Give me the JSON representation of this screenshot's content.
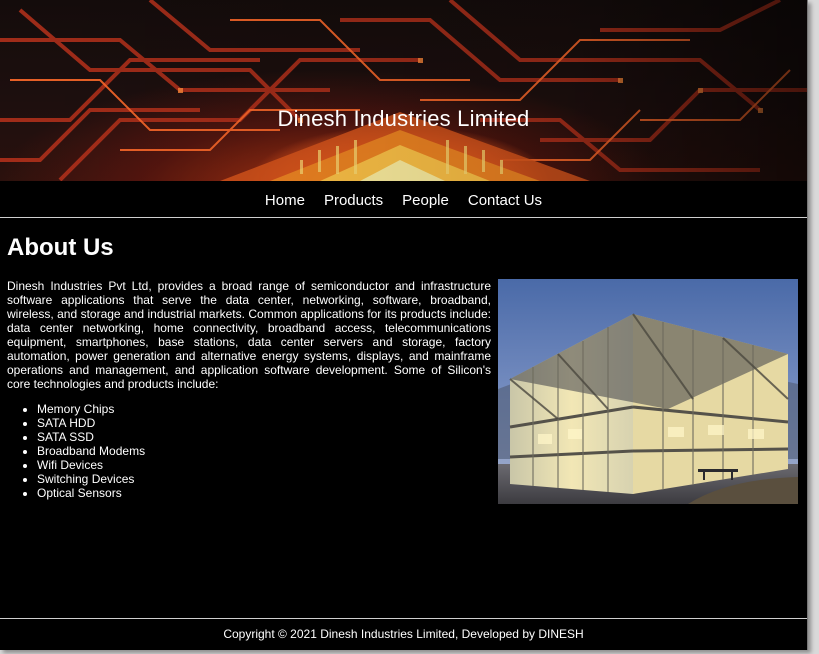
{
  "banner": {
    "title": "Dinesh Industries Limited"
  },
  "nav": {
    "items": [
      "Home",
      "Products",
      "People",
      "Contact Us"
    ]
  },
  "about": {
    "heading": "About Us",
    "paragraph": "Dinesh Industries Pvt Ltd, provides a broad range of semiconductor and infrastructure software applications that serve the data center, networking, software, broadband, wireless, and storage and industrial markets. Common applications for its products include: data center networking, home connectivity, broadband access, telecommunications equipment, smartphones, base stations, data center servers and storage, factory automation, power generation and alternative energy systems, displays, and mainframe operations and management, and application software development. Some of Silicon's core technologies and products include:",
    "products": [
      "Memory Chips",
      "SATA HDD",
      "SATA SSD",
      "Broadband Modems",
      "Wifi Devices",
      "Switching Devices",
      "Optical Sensors"
    ]
  },
  "footer": {
    "copyright": "Copyright © 2021 Dinesh Industries Limited, Developed by DINESH"
  },
  "colors": {
    "background": "#000000",
    "text": "#ffffff",
    "divider": "#cfcfcf",
    "banner_glow": "#ffb02a"
  }
}
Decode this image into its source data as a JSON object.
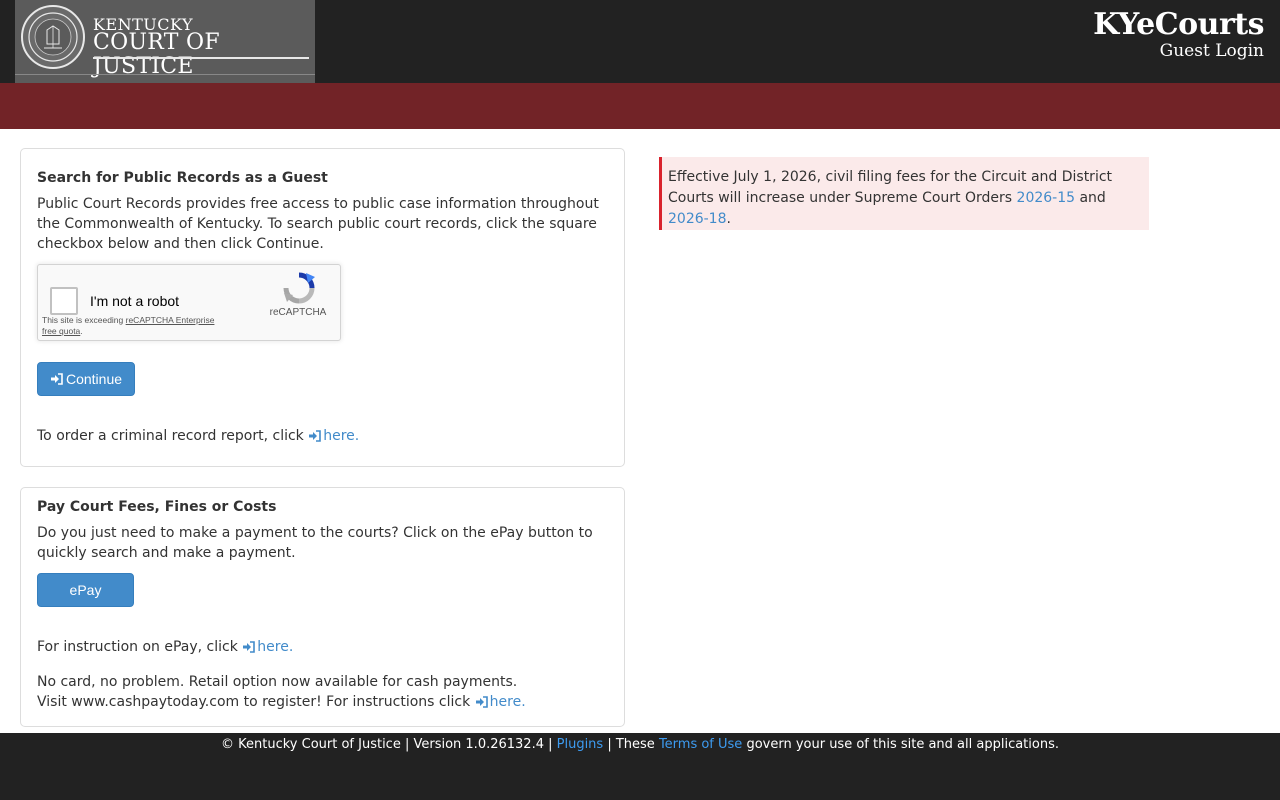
{
  "header": {
    "logo_line1": "KENTUCKY",
    "logo_line2": "COURT OF JUSTICE",
    "brand_title": "KYeCourts",
    "brand_subtitle": "Guest Login"
  },
  "search_card": {
    "title": "Search for Public Records as a Guest",
    "description": "Public Court Records provides free access to public case information throughout the Commonwealth of Kentucky. To search public court records, click the square checkbox below and then click Continue.",
    "recaptcha": {
      "label": "I'm not a robot",
      "brand": "reCAPTCHA",
      "warning_prefix": "This site is exceeding ",
      "warning_link": "reCAPTCHA Enterprise free quota",
      "warning_suffix": "."
    },
    "continue_label": "Continue",
    "criminal_text": "To order a criminal record report, click",
    "criminal_link": "here."
  },
  "pay_card": {
    "title": "Pay Court Fees, Fines or Costs",
    "description": "Do you just need to make a payment to the courts? Click on the ePay button to quickly search and make a payment.",
    "epay_label": "ePay",
    "instruction_text": "For instruction on ePay, click",
    "instruction_link": "here.",
    "cash_text": "No card, no problem. Retail option now available for cash payments. Visit www.cashpaytoday.com to register! For instructions click",
    "cash_link": "here."
  },
  "alert": {
    "text_before": "Effective July 1, 2026, civil filing fees for the Circuit and District Courts will increase under Supreme Court Orders ",
    "link1": "2026-15",
    "middle": " and ",
    "link2": "2026-18",
    "end": "."
  },
  "footer": {
    "copyright": "© Kentucky Court of Justice | Version 1.0.26132.4 | ",
    "plugins_link": "Plugins",
    "middle": " | These ",
    "terms_link": "Terms of Use",
    "end": " govern your use of this site and all applications."
  },
  "colors": {
    "header_bg": "#222222",
    "red_bar": "#722327",
    "button_blue": "#428bca",
    "alert_bg": "#fbeaea",
    "alert_border": "#d9232d",
    "link_blue": "#428bca"
  },
  "icons": {
    "seal": "kentucky-seal-icon",
    "continue": "sign-in-icon",
    "link": "sign-in-icon",
    "recaptcha": "recaptcha-logo-icon"
  }
}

________________

Short task:
All of the entries above should be duplicated exactly, except for the pictures.

Written answer:
Give me the JSON representation of this screenshot's content.
{
  "banner": {
    "title": "Dinesh Industries Limited"
  },
  "nav": {
    "items": [
      "Home",
      "Products",
      "People",
      "Contact Us"
    ]
  },
  "about": {
    "heading": "About Us",
    "paragraph": "Dinesh Industries Pvt Ltd, provides a broad range of semiconductor and infrastructure software applications that serve the data center, networking, software, broadband, wireless, and storage and industrial markets. Common applications for its products include: data center networking, home connectivity, broadband access, telecommunications equipment, smartphones, base stations, data center servers and storage, factory automation, power generation and alternative energy systems, displays, and mainframe operations and management, and application software development. Some of Silicon's core technologies and products include:",
    "products": [
      "Memory Chips",
      "SATA HDD",
      "SATA SSD",
      "Broadband Modems",
      "Wifi Devices",
      "Switching Devices",
      "Optical Sensors"
    ]
  },
  "footer": {
    "copyright": "Copyright © 2021 Dinesh Industries Limited, Developed by DINESH"
  },
  "colors": {
    "background": "#000000",
    "text": "#ffffff",
    "divider": "#cfcfcf",
    "banner_glow": "#ffb02a"
  }
}
Decode this image into its source data as a JSON object.
{
  "header": {
    "logo_line1": "KENTUCKY",
    "logo_line2": "COURT OF JUSTICE",
    "brand_title": "KYeCourts",
    "brand_subtitle": "Guest Login"
  },
  "search_card": {
    "title": "Search for Public Records as a Guest",
    "description": "Public Court Records provides free access to public case information throughout the Commonwealth of Kentucky. To search public court records, click the square checkbox below and then click Continue.",
    "recaptcha": {
      "label": "I'm not a robot",
      "brand": "reCAPTCHA",
      "warning_prefix": "This site is exceeding ",
      "warning_link": "reCAPTCHA Enterprise free quota",
      "warning_suffix": "."
    },
    "continue_label": "Continue",
    "criminal_text": "To order a criminal record report, click",
    "criminal_link": "here."
  },
  "pay_card": {
    "title": "Pay Court Fees, Fines or Costs",
    "description": "Do you just need to make a payment to the courts? Click on the ePay button to quickly search and make a payment.",
    "epay_label": "ePay",
    "instruction_text": "For instruction on ePay, click",
    "instruction_link": "here.",
    "cash_text": "No card, no problem. Retail option now available for cash payments. Visit www.cashpaytoday.com to register! For instructions click",
    "cash_link": "here."
  },
  "alert": {
    "text_before": "Effective July 1, 2026, civil filing fees for the Circuit and District Courts will increase under Supreme Court Orders ",
    "link1": "2026-15",
    "middle": " and ",
    "link2": "2026-18",
    "end": "."
  },
  "footer": {
    "copyright": "© Kentucky Court of Justice | Version 1.0.26132.4 | ",
    "plugins_link": "Plugins",
    "middle": " | These ",
    "terms_link": "Terms of Use",
    "end": " govern your use of this site and all applications."
  },
  "colors": {
    "header_bg": "#222222",
    "red_bar": "#722327",
    "button_blue": "#428bca",
    "alert_bg": "#fbeaea",
    "alert_border": "#d9232d",
    "link_blue": "#428bca"
  },
  "icons": {
    "seal": "kentucky-seal-icon",
    "continue": "sign-in-icon",
    "link": "sign-in-icon",
    "recaptcha": "recaptcha-logo-icon"
  }
}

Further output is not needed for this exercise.